--- begin ---

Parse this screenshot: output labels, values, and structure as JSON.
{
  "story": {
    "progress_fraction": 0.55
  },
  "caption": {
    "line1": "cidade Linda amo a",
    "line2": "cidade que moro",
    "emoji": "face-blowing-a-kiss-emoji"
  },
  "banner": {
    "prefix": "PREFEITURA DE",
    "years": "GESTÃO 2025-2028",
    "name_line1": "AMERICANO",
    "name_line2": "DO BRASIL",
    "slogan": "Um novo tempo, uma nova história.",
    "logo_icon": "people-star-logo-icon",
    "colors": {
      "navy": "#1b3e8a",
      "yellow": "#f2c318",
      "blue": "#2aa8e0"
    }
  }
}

--- end ---

#### [Exercise brief]
Your task is to quote all of the data word for word.

#### [Written answer]
Parse this screenshot: output labels, values, and structure as JSON.
{
  "story": {
    "progress_fraction": 0.55
  },
  "caption": {
    "line1": "cidade Linda amo a",
    "line2": "cidade que moro",
    "emoji": "face-blowing-a-kiss-emoji"
  },
  "banner": {
    "prefix": "PREFEITURA DE",
    "years": "GESTÃO 2025-2028",
    "name_line1": "AMERICANO",
    "name_line2": "DO BRASIL",
    "slogan": "Um novo tempo, uma nova história.",
    "logo_icon": "people-star-logo-icon",
    "colors": {
      "navy": "#1b3e8a",
      "yellow": "#f2c318",
      "blue": "#2aa8e0"
    }
  }
}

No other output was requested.